• [PROBLEM DESCRIPTION] Every line of the material below should be repeated exactly.

[Saved data entries]
::::::::::
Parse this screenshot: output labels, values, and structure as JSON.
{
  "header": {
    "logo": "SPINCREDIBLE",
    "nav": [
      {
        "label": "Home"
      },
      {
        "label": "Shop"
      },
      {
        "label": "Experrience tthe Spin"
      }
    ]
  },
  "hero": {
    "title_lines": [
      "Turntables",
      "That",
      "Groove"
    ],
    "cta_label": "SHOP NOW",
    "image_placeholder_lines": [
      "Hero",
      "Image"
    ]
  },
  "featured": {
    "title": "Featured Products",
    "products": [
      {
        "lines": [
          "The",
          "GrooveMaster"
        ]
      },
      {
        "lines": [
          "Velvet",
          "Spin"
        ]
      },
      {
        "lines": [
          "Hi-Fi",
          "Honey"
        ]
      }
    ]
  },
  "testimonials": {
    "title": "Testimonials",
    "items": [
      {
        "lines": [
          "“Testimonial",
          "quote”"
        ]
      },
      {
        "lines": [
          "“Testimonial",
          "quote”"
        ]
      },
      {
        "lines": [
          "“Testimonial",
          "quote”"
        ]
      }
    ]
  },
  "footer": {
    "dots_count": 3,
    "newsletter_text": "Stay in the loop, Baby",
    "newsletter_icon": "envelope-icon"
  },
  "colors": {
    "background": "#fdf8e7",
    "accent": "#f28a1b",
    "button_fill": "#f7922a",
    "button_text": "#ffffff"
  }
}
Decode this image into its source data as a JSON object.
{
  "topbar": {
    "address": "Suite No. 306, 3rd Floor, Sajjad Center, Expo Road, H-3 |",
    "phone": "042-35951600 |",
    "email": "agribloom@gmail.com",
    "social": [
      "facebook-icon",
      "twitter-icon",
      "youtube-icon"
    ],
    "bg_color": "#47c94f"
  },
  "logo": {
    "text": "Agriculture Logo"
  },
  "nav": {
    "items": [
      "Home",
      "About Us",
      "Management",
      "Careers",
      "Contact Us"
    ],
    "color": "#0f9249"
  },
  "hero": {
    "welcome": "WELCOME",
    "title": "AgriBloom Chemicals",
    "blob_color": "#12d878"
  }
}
::::::::::
• [EXERCISE ANSWER]
Parse this screenshot: output labels, values, and structure as JSON.
{
  "header": {
    "logo": "SPINCREDIBLE",
    "nav": [
      {
        "label": "Home"
      },
      {
        "label": "Shop"
      },
      {
        "label": "Experrience tthe Spin"
      }
    ]
  },
  "hero": {
    "title_lines": [
      "Turntables",
      "That",
      "Groove"
    ],
    "cta_label": "SHOP NOW",
    "image_placeholder_lines": [
      "Hero",
      "Image"
    ]
  },
  "featured": {
    "title": "Featured Products",
    "products": [
      {
        "lines": [
          "The",
          "GrooveMaster"
        ]
      },
      {
        "lines": [
          "Velvet",
          "Spin"
        ]
      },
      {
        "lines": [
          "Hi-Fi",
          "Honey"
        ]
      }
    ]
  },
  "testimonials": {
    "title": "Testimonials",
    "items": [
      {
        "lines": [
          "“Testimonial",
          "quote”"
        ]
      },
      {
        "lines": [
          "“Testimonial",
          "quote”"
        ]
      },
      {
        "lines": [
          "“Testimonial",
          "quote”"
        ]
      }
    ]
  },
  "footer": {
    "dots_count": 3,
    "newsletter_text": "Stay in the loop, Baby",
    "newsletter_icon": "envelope-icon"
  },
  "colors": {
    "background": "#fdf8e7",
    "accent": "#f28a1b",
    "button_fill": "#f7922a",
    "button_text": "#ffffff"
  }
}
Decode this image into its source data as a JSON object.
{
  "topbar": {
    "address": "Suite No. 306, 3rd Floor, Sajjad Center, Expo Road, H-3 |",
    "phone": "042-35951600 |",
    "email": "agribloom@gmail.com",
    "social": [
      "facebook-icon",
      "twitter-icon",
      "youtube-icon"
    ],
    "bg_color": "#47c94f"
  },
  "logo": {
    "text": "Agriculture Logo"
  },
  "nav": {
    "items": [
      "Home",
      "About Us",
      "Management",
      "Careers",
      "Contact Us"
    ],
    "color": "#0f9249"
  },
  "hero": {
    "welcome": "WELCOME",
    "title": "AgriBloom Chemicals",
    "blob_color": "#12d878"
  }
}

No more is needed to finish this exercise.